**PROBLEM TO SOLVE**
Using the records provided below, locate and copy each line that contains the word "less".

++++++++++++++++++++

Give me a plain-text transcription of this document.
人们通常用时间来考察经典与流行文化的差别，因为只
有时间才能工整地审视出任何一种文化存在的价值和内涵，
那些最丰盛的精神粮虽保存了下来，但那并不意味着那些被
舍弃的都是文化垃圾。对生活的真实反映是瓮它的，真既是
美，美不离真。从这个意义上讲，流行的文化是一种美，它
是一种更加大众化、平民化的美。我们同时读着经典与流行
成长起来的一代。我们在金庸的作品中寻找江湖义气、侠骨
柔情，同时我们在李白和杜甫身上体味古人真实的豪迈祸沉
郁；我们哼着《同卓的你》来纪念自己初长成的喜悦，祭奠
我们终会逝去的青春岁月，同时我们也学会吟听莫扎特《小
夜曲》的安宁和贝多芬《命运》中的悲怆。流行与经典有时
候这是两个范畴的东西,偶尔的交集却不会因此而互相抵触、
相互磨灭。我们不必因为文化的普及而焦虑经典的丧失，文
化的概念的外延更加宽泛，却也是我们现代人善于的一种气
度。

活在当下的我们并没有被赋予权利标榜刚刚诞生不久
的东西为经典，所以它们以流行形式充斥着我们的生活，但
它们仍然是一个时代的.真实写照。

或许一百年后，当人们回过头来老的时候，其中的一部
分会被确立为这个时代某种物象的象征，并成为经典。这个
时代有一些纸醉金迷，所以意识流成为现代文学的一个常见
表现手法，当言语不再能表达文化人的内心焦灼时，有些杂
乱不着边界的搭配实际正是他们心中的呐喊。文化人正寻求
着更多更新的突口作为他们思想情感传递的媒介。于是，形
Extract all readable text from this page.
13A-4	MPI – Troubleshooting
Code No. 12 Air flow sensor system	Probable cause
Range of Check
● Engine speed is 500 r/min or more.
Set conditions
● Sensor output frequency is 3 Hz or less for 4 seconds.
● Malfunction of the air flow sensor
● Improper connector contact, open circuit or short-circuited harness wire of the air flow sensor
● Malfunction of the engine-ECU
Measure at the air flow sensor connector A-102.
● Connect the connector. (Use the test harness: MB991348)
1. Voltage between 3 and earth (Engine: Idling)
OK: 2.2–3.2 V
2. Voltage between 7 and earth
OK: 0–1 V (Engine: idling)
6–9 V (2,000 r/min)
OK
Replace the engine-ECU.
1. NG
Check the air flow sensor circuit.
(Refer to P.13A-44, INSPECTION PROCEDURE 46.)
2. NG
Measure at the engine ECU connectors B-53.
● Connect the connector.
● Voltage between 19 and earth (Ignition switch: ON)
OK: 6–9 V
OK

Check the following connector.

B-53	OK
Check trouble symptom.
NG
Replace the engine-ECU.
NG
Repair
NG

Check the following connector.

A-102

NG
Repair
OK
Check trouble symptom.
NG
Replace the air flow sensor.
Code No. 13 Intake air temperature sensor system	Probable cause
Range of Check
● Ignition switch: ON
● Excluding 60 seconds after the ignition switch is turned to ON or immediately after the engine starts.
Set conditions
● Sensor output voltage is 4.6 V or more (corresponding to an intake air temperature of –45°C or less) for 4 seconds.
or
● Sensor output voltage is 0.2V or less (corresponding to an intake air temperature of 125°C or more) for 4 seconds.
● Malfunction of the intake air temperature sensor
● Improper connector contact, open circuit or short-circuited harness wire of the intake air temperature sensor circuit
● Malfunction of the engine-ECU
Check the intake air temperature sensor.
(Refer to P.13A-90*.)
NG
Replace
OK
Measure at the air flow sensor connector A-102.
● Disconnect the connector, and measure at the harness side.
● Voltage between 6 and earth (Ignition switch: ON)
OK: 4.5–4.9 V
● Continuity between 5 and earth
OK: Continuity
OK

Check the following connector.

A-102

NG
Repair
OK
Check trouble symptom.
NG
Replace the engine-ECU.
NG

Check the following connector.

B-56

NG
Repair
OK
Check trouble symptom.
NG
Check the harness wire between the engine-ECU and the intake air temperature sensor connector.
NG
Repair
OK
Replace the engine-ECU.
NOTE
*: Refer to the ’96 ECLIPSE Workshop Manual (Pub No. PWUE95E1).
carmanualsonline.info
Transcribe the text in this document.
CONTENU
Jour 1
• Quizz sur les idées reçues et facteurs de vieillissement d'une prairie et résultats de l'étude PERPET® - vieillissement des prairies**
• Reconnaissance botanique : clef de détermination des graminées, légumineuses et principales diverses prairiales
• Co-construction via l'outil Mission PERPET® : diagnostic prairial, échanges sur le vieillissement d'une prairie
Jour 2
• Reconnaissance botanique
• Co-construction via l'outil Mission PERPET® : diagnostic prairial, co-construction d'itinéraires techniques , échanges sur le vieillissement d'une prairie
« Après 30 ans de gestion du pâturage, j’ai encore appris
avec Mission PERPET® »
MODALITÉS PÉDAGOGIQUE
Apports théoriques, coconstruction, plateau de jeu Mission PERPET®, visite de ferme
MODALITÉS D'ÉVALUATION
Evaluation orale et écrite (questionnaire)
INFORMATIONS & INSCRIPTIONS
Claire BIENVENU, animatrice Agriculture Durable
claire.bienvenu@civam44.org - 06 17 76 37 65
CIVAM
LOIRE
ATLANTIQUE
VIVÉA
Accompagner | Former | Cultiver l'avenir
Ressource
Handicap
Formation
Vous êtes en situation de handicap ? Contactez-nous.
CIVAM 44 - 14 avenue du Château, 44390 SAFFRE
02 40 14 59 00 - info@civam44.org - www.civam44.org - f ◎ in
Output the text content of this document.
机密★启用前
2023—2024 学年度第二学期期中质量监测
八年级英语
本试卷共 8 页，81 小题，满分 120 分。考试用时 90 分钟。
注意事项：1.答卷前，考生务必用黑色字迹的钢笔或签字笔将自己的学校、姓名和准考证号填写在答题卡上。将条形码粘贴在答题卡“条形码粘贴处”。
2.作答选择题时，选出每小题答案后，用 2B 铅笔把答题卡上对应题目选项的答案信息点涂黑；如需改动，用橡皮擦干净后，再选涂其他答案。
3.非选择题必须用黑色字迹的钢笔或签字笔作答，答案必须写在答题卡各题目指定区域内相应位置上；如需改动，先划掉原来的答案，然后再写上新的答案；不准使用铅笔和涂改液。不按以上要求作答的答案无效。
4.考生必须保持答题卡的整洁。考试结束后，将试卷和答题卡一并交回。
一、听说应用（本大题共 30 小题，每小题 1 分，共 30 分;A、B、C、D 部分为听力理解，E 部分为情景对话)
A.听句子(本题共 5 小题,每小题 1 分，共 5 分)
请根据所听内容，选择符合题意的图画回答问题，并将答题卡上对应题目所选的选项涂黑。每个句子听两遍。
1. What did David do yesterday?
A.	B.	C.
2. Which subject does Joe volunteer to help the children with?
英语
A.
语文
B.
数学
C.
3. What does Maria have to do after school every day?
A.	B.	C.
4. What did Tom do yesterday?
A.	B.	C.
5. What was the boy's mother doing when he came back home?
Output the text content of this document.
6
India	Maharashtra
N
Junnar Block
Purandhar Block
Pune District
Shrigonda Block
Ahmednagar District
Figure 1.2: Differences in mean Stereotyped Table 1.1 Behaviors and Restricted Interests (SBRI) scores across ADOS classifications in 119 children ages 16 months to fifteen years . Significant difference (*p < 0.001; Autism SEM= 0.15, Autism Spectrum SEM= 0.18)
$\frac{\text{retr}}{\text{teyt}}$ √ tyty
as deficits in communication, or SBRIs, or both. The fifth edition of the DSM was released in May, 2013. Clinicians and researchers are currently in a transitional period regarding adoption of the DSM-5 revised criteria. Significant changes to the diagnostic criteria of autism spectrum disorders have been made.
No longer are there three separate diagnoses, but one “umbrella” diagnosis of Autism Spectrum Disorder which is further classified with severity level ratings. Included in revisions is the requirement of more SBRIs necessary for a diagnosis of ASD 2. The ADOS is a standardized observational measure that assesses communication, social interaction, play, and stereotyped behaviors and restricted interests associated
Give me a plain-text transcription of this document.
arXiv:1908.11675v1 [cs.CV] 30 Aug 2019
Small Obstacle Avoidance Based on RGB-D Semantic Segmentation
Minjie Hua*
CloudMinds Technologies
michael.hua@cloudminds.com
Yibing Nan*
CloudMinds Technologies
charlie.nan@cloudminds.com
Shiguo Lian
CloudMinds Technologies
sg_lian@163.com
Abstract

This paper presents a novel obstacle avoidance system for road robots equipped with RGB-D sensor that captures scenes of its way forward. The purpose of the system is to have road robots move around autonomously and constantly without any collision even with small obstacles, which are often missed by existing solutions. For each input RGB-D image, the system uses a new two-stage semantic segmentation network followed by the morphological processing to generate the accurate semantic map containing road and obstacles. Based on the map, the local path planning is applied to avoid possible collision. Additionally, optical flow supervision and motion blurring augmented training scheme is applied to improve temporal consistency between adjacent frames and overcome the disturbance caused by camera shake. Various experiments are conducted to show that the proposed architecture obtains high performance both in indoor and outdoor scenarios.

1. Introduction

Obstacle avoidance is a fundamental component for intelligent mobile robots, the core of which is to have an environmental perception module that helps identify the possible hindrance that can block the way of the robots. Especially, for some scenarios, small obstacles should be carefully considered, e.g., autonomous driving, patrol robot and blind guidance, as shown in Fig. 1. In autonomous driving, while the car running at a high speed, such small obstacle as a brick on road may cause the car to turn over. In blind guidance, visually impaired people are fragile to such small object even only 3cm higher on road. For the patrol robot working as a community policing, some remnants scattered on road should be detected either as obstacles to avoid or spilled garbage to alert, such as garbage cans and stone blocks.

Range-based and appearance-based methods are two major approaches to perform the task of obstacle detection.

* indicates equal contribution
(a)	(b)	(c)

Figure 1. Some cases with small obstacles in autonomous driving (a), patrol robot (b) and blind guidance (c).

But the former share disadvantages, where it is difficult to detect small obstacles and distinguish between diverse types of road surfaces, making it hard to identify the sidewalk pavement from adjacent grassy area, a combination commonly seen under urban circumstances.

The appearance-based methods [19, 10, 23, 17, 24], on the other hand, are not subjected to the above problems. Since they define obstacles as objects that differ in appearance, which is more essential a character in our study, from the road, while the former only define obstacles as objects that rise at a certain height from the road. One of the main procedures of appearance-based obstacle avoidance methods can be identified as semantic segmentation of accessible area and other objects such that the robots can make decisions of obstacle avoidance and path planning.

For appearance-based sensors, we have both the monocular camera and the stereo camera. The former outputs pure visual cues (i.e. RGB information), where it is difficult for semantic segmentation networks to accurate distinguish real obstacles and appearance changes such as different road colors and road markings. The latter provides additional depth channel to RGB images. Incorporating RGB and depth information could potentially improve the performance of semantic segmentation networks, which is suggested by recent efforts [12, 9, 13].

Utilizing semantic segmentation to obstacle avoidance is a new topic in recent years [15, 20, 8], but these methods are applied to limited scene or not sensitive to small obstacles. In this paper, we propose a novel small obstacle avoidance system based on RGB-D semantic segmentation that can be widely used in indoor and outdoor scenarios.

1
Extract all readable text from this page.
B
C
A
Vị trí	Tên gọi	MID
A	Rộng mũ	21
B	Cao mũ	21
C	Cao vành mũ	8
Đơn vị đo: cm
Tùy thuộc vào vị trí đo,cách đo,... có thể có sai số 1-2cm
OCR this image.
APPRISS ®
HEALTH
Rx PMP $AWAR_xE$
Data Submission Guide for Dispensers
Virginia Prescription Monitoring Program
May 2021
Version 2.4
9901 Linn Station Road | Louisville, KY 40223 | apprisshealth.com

++++++++++++++++++++

**WRITTEN ANSWER**
● Sensor output frequency is 3 Hz or less for 4 seconds.
● Sensor output voltage is 4.6 V or more (corresponding to an intake air temperature of –45°C or less) for 4 seconds.
● Sensor output voltage is 0.2V or less (corresponding to an intake air temperature of 125°C or more) for 4 seconds.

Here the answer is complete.